What to produce:
Copy the listing below word for word, keeping every line intact.

Raw records:
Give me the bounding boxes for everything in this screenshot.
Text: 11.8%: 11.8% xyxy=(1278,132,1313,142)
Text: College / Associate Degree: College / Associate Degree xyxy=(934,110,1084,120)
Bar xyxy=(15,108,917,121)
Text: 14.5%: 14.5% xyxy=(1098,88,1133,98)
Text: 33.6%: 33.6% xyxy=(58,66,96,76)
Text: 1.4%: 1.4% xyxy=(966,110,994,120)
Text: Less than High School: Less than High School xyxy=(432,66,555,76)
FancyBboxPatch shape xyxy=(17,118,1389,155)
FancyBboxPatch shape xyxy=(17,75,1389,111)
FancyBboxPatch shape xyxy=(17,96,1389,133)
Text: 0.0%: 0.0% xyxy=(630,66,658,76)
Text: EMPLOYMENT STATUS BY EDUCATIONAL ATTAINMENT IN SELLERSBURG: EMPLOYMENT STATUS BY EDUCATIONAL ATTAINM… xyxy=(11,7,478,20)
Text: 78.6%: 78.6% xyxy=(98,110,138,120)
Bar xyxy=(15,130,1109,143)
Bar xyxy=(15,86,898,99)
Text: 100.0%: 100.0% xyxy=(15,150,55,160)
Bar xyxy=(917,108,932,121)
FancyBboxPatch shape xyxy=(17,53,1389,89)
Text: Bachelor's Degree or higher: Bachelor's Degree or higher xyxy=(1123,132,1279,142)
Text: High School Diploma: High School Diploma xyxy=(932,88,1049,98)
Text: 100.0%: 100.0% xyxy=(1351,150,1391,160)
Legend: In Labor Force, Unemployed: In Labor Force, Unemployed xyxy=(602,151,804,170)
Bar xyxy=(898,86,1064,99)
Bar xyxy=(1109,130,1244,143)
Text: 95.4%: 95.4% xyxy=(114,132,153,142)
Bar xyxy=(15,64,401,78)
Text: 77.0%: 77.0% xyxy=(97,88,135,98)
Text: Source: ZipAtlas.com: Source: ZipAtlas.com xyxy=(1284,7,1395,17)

Final result:
Give me the bounding boxes for everything in this screenshot.
Text: 11.8%: 11.8% xyxy=(1278,132,1313,142)
Text: College / Associate Degree: College / Associate Degree xyxy=(934,110,1084,120)
Bar xyxy=(15,108,917,121)
Text: 14.5%: 14.5% xyxy=(1098,88,1133,98)
Text: 33.6%: 33.6% xyxy=(58,66,96,76)
Text: 1.4%: 1.4% xyxy=(966,110,994,120)
Text: Less than High School: Less than High School xyxy=(432,66,555,76)
FancyBboxPatch shape xyxy=(17,118,1389,155)
FancyBboxPatch shape xyxy=(17,75,1389,111)
FancyBboxPatch shape xyxy=(17,96,1389,133)
Text: 0.0%: 0.0% xyxy=(630,66,658,76)
Text: EMPLOYMENT STATUS BY EDUCATIONAL ATTAINMENT IN SELLERSBURG: EMPLOYMENT STATUS BY EDUCATIONAL ATTAINM… xyxy=(11,7,478,20)
Text: 78.6%: 78.6% xyxy=(98,110,138,120)
Bar xyxy=(15,130,1109,143)
Bar xyxy=(15,86,898,99)
Text: 100.0%: 100.0% xyxy=(15,150,55,160)
Bar xyxy=(917,108,932,121)
FancyBboxPatch shape xyxy=(17,53,1389,89)
Text: Bachelor's Degree or higher: Bachelor's Degree or higher xyxy=(1123,132,1279,142)
Text: High School Diploma: High School Diploma xyxy=(932,88,1049,98)
Text: 100.0%: 100.0% xyxy=(1351,150,1391,160)
Legend: In Labor Force, Unemployed: In Labor Force, Unemployed xyxy=(602,151,804,170)
Bar xyxy=(898,86,1064,99)
Bar xyxy=(1109,130,1244,143)
Text: 95.4%: 95.4% xyxy=(114,132,153,142)
Bar xyxy=(15,64,401,78)
Text: 77.0%: 77.0% xyxy=(97,88,135,98)
Text: Source: ZipAtlas.com: Source: ZipAtlas.com xyxy=(1284,7,1395,17)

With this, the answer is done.